▶ [Tarea a realizar]
Según el texto sobre las leyes del nuevo Código, ¿qué ley asigna exclusivamente a los tribunales del rey el conocimiento del crimen de lesa majestad cometido por clérigos?

▶ [Texto proporcionado]
3. LAS TRES LEYES DEL NUEVO CÓDIGO.

Las tres nuevas disposiciones jurídicas, llamadas leyes carolinas o leyes del nuevo Código, determinan otras modalidades para conocer, juzgar y castigar el delito de lesa majestad así como los crímenes “enormes y atroces” cometidos por personas del estado eclesiástico. Dichas normas son la Ley 12, título 9; Ley 71, título 15, y Ley 13, título 12.

La Ley 12, título 9, señala que los eclesiásticos no deben gozar de inmunidad en delitos “enormes y atroces” sino ser penados en términos que satisfagan la “vindicta pública” (la venganza social). No se especifica cuál es la pena aunque infiérese que es la muerte.[7]

La Ley 71, título 15, establece que el conocimiento de los casos en que un clérigo comete delitos “enormes y atroces” corresponde a la jurisdicción real -el Estado-, unida a la ordinaria eclesiástica -la Iglesia- hasta poner la causa en estado de sentencia. Esta es la Jurisdicción Unida. Ya no es sólo el juez eclesiástico el que juzga y, si lo considera pertinente, somete al indiciado a la autoridad secular para que proceda conforme a sus facultades. Ahora son los dos jueces, el eclesiástico y el del Estado, los que se reúnen en un solo tribunal mixto para juzgar y sentenciar a los clérigos.

Si de los autos resultan méritos bastantes para la “relajación” del reo al brazo secular (la entrega del reo al Estado), el juez eclesiástico debe pronunciar sentencia en este sentido y remitir proceso y reo al juez real, a fin de que éste “proceda a sentenciar, obrar y ejecutar”.[8] Ya no se dispone que se remita al reo con su causa a España. Ahora se conceden facultades a las auoridades locales para que juzguen y condenen.

Esta disposición jurídica tampoco señala la pena aplicable al caso, pero dada la magnitud de los delitos –enormes y atroces- supónese que es la capital. Y aunque encarga a ambas jurisdicciones -la eclesiástica y la real- la conformidad y la buena armonía en el desempeño de sus funciones, basta la presencia del juez del Estado en el procesamiento de un clérigo para inhibir de hecho la libertad del juez eclesiástico. 

Por último, la Ley 13, título 12, establece que el conocimiento del crimen de lesa majestad cometido por clérigos corresponde exclusivamente a los tribunales del rey, facultados para imponer la pena de muerte y ejecutarla sin necesidad de precedente degradación. Con base en esta norma, las autoridades del gobierno colonial de México -el virrey y la audiencia- dictaron el célebre Bando de 25 de junio de 1812, que ordena que cualquier eclesiástico que resista a las tropas del rey sea sumariamente juzgado en consejo de guerra y pasado por las armas sin el requisito de la previa degradación.[9]

En resumen, dos son las diferencias fundamentales entre las antiguas y las nuevas leyes:

           1.           En las leyes de la Recopilación de Indias, el tribunal competente para conocer cualquier delito cometido por los clérigos, por grave que sea e independientemente de su naturaleza -así sea de carácter político- es siempre el eclesiástico. En cambio, en las del llamado Nuevo Código, lo es la Jurisdicción Unida (compuesta por el juez real y el eclesiástico) para los crímenes “enormes y atroces”, y únicamente el tribunal real –sin intervención del eclesiástico- para el de “alta traición”. En ambos casos, la jurisdicción eclesiástica, antes exclusiva, es ahora acompañada o de plano sustituida por la real.

▶ [Entradas de disposición espacial]
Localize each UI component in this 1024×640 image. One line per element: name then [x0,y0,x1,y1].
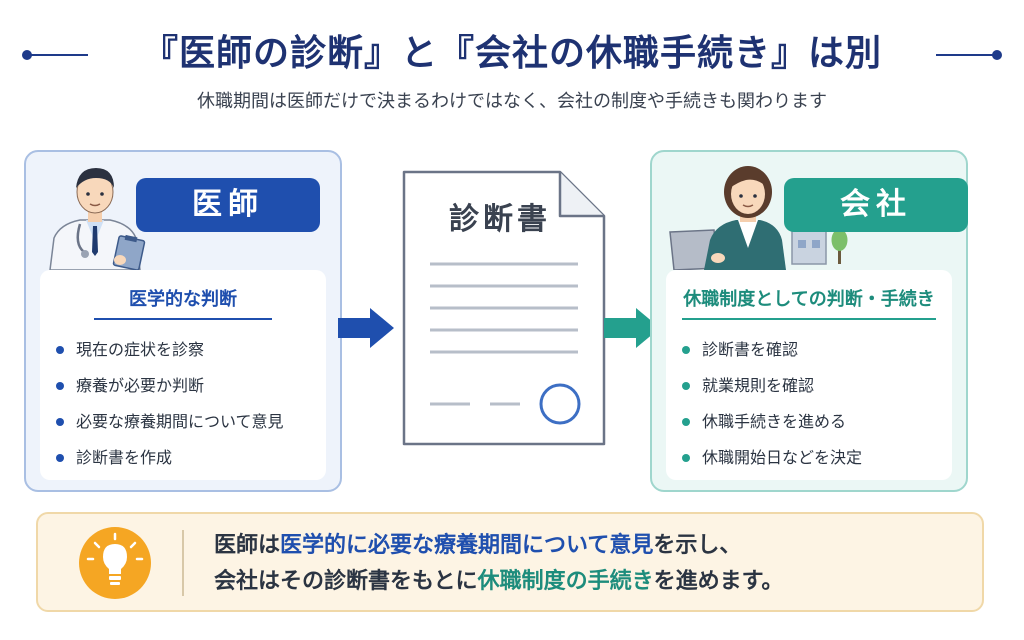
title-dot-right [992,50,1002,60]
company-card-underline [682,318,936,320]
page-title: 『医師の診断』と『会社の休職手続き』は別 [141,33,882,74]
note-highlight-company: 休職制度の手続き [477,569,654,594]
list-item: 診断書を作成 [54,440,284,476]
title-line-right [936,54,996,56]
doctor-card-title: 医学的な判断 [129,289,237,310]
title-dot-left [22,50,32,60]
note-text: 医師は医学的に必要な療養期間について意見を示し、 会社はその診断書をもとに休職制… [214,528,954,600]
bullet-dot [56,418,64,426]
note-divider [182,530,184,596]
arrow-right-icon [338,308,394,348]
note-text-segment: 医師は [214,533,281,558]
list-item-text: 療養が必要か判断 [76,376,205,395]
title-row: 『医師の診断』と『会社の休職手続き』は別 [0,20,1024,76]
bullet-dot [682,382,690,390]
list-item-text: 診断書を作成 [76,448,173,467]
doctor-card: 医学的な判断 現在の症状を診察 療養が必要か判断 必要な療養期間について意見 診… [40,270,326,480]
lightbulb-icon [79,527,151,599]
bullet-dot [682,454,690,462]
list-item-text: 就業規則を確認 [702,376,815,395]
company-card-title: 休職制度としての判断・手続き [683,289,935,310]
bullet-dot [56,454,64,462]
doctor-label: 医師 [136,178,320,232]
document-icon [402,170,606,446]
bullet-dot [56,382,64,390]
document-title: 診断書 [449,202,551,237]
company-panel: 会社 休職制度としての判断・手続き 診断書を確認 就業規則を確認 休職手続きを進… [650,150,968,492]
list-item-text: 診断書を確認 [702,340,799,359]
list-item-text: 必要な療養期間について意見 [76,412,284,431]
bullet-dot [682,346,690,354]
doctor-card-underline [94,318,272,320]
list-item-text: 現在の症状を診察 [76,340,205,359]
list-item: 休職開始日などを決定 [680,440,862,476]
office-worker-icon [669,166,848,270]
company-label: 会社 [784,178,968,232]
note-text-segment: を示し、 [653,533,742,558]
summary-note: 医師は医学的に必要な療養期間について意見を示し、 会社はその診断書をもとに休職制… [36,512,984,612]
note-text-segment: 会社はその診断書をもとに [214,569,478,594]
company-bullet-list: 診断書を確認 就業規則を確認 休職手続きを進める 休職開始日などを決定 [680,332,862,476]
note-line-2: 会社はその診断書をもとに休職制度の手続きを進めます。 [214,564,954,600]
list-item: 就業規則を確認 [680,368,862,404]
arrow-right-icon [604,308,660,348]
bullet-dot [682,418,690,426]
list-item: 療養が必要か判断 [54,368,284,404]
note-text-segment: を進めます。 [653,569,784,594]
list-item: 現在の症状を診察 [54,332,284,368]
list-item-text: 休職開始日などを決定 [702,448,863,467]
doctor-bullet-list: 現在の症状を診察 療養が必要か判断 必要な療養期間について意見 診断書を作成 [54,332,284,476]
list-item: 休職手続きを進める [680,404,862,440]
doctor-panel: 医師 医学的な判断 現在の症状を診察 療養が必要か判断 必要な療養期間について意… [24,150,342,492]
note-line-1: 医師は医学的に必要な療養期間について意見を示し、 [214,528,954,564]
bullet-dot [56,346,64,354]
doctor-icon [49,168,146,270]
title-line-left [28,54,88,56]
list-item: 診断書を確認 [680,332,862,368]
list-item: 必要な療養期間について意見 [54,404,284,440]
note-highlight-doctor: 医学的に必要な療養期間について意見 [280,533,654,558]
list-item-text: 休職手続きを進める [702,412,847,431]
subtitle: 休職期間は医師だけで決まるわけではなく、会社の制度や手続きも関わります [197,91,827,112]
company-card: 休職制度としての判断・手続き 診断書を確認 就業規則を確認 休職手続きを進める … [666,270,952,480]
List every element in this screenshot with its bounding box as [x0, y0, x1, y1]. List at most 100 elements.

▶ [Respuesta escrita]
La Ley 13, título 12.